-- start --
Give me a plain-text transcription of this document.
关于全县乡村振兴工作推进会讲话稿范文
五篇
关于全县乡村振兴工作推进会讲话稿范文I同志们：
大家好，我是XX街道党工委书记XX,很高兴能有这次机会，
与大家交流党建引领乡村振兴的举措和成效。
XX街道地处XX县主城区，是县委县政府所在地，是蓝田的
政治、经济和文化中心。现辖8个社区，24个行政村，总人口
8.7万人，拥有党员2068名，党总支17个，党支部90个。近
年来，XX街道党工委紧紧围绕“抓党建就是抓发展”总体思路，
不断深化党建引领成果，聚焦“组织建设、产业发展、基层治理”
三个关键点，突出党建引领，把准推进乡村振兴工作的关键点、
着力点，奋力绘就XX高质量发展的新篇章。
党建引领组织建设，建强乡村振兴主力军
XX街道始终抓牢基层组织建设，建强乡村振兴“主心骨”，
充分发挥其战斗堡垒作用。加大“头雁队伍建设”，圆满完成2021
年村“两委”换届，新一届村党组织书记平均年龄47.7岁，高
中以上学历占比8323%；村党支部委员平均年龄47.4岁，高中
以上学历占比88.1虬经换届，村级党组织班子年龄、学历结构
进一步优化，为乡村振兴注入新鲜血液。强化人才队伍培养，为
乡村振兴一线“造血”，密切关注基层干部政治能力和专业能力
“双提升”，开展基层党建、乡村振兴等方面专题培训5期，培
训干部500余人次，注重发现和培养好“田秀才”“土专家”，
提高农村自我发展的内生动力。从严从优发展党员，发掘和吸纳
-- end --
**PROBLEM REQUIREMENTS**
Extract all of the data above without altering anything.

**FINAL RESULT**
Give me a plain-text transcription of this document.
关于全县乡村振兴工作推进会讲话稿范文
五篇
关于全县乡村振兴工作推进会讲话稿范文I同志们：
大家好，我是XX街道党工委书记XX,很高兴能有这次机会，
与大家交流党建引领乡村振兴的举措和成效。
XX街道地处XX县主城区，是县委县政府所在地，是蓝田的
政治、经济和文化中心。现辖8个社区，24个行政村，总人口
8.7万人，拥有党员2068名，党总支17个，党支部90个。近
年来，XX街道党工委紧紧围绕“抓党建就是抓发展”总体思路，
不断深化党建引领成果，聚焦“组织建设、产业发展、基层治理”
三个关键点，突出党建引领，把准推进乡村振兴工作的关键点、
着力点，奋力绘就XX高质量发展的新篇章。
党建引领组织建设，建强乡村振兴主力军
XX街道始终抓牢基层组织建设，建强乡村振兴“主心骨”，
充分发挥其战斗堡垒作用。加大“头雁队伍建设”，圆满完成2021
年村“两委”换届，新一届村党组织书记平均年龄47.7岁，高
中以上学历占比8323%；村党支部委员平均年龄47.4岁，高中
以上学历占比88.1虬经换届，村级党组织班子年龄、学历结构
进一步优化，为乡村振兴注入新鲜血液。强化人才队伍培养，为
乡村振兴一线“造血”，密切关注基层干部政治能力和专业能力
“双提升”，开展基层党建、乡村振兴等方面专题培训5期，培
训干部500余人次，注重发现和培养好“田秀才”“土专家”，
提高农村自我发展的内生动力。从严从优发展党员，发掘和吸纳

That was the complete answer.